TASK TO COMPLETE ▸
Copy the data from its first line through the line containing "header-bar: AdminVideoDE DATA", inclusive, reproducing each line without changes.

SUPPLIED INFORMATION ▸
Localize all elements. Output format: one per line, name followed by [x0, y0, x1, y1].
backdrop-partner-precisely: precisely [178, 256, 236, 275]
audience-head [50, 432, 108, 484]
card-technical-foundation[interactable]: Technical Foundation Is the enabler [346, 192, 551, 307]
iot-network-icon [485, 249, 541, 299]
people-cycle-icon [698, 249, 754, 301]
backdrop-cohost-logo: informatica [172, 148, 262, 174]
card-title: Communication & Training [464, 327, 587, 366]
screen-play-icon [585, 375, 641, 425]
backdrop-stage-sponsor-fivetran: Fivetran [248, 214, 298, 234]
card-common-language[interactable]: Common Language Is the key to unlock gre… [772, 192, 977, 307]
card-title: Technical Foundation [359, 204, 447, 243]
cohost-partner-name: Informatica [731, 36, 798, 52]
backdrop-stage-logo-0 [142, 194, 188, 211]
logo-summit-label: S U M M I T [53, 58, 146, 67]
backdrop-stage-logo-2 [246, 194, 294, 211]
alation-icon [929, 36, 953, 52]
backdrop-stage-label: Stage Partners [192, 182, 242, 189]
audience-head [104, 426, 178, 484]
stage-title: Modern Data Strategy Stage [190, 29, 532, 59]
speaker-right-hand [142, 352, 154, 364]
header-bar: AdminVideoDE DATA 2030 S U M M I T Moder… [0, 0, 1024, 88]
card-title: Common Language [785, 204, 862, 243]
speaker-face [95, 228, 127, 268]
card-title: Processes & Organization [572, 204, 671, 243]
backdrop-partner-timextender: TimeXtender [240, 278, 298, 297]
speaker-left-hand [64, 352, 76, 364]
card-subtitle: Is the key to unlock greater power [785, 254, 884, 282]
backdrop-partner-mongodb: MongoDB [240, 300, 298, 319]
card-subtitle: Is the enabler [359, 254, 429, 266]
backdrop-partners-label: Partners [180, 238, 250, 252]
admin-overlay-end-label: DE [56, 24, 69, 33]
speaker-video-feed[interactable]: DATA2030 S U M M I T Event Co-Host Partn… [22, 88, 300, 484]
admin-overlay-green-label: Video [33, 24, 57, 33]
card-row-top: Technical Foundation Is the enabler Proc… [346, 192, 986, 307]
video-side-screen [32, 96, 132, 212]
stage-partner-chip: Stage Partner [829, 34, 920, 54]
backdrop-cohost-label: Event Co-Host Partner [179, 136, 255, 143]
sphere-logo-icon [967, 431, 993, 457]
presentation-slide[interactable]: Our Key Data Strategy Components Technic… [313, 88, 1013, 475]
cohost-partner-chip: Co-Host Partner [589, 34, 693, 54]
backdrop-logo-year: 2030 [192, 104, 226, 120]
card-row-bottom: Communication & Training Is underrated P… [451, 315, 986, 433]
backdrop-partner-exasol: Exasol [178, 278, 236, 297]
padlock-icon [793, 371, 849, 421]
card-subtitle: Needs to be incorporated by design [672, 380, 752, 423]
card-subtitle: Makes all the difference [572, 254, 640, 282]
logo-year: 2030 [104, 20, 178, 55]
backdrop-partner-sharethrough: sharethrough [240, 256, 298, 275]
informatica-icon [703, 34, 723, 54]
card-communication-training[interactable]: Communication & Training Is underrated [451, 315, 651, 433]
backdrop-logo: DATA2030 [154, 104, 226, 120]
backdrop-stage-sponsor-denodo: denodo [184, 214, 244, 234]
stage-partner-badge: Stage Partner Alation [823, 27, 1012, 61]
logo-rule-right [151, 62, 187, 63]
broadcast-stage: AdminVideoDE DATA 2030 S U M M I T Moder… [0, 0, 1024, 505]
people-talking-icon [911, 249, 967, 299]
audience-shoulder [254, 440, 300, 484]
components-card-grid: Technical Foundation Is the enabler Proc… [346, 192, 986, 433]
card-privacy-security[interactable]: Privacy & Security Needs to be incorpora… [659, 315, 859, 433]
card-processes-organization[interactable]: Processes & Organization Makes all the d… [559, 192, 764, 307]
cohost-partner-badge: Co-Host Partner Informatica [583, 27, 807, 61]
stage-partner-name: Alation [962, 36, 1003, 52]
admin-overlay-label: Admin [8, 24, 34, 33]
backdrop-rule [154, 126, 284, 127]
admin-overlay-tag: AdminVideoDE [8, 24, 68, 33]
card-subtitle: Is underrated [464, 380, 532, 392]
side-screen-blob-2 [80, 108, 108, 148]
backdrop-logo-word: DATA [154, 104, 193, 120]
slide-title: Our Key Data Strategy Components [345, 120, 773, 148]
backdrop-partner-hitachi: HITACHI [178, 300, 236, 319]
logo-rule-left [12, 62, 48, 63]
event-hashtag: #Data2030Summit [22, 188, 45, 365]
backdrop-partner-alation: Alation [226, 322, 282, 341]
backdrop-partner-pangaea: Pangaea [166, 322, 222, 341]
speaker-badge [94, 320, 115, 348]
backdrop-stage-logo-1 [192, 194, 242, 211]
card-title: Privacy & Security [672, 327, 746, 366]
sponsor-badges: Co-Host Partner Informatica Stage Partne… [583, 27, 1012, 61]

ANSWER FOR THIS EXERCISE ▸
Localize all elements. Output format: one per line, name followed by [x0, y0, x1, y1].
backdrop-partner-precisely: precisely [178, 256, 236, 275]
audience-head [50, 432, 108, 484]
card-technical-foundation[interactable]: Technical Foundation Is the enabler [346, 192, 551, 307]
iot-network-icon [485, 249, 541, 299]
people-cycle-icon [698, 249, 754, 301]
backdrop-cohost-logo: informatica [172, 148, 262, 174]
card-title: Communication & Training [464, 327, 587, 366]
screen-play-icon [585, 375, 641, 425]
backdrop-stage-sponsor-fivetran: Fivetran [248, 214, 298, 234]
card-common-language[interactable]: Common Language Is the key to unlock gre… [772, 192, 977, 307]
card-title: Technical Foundation [359, 204, 447, 243]
cohost-partner-name: Informatica [731, 36, 798, 52]
backdrop-stage-logo-0 [142, 194, 188, 211]
logo-summit-label: S U M M I T [53, 58, 146, 67]
backdrop-stage-logo-2 [246, 194, 294, 211]
alation-icon [929, 36, 953, 52]
backdrop-stage-label: Stage Partners [192, 182, 242, 189]
audience-head [104, 426, 178, 484]
stage-title: Modern Data Strategy Stage [190, 29, 532, 59]
speaker-right-hand [142, 352, 154, 364]
header-bar: AdminVideoDE DATA 2030 S U M M I T Moder… [0, 0, 1024, 88]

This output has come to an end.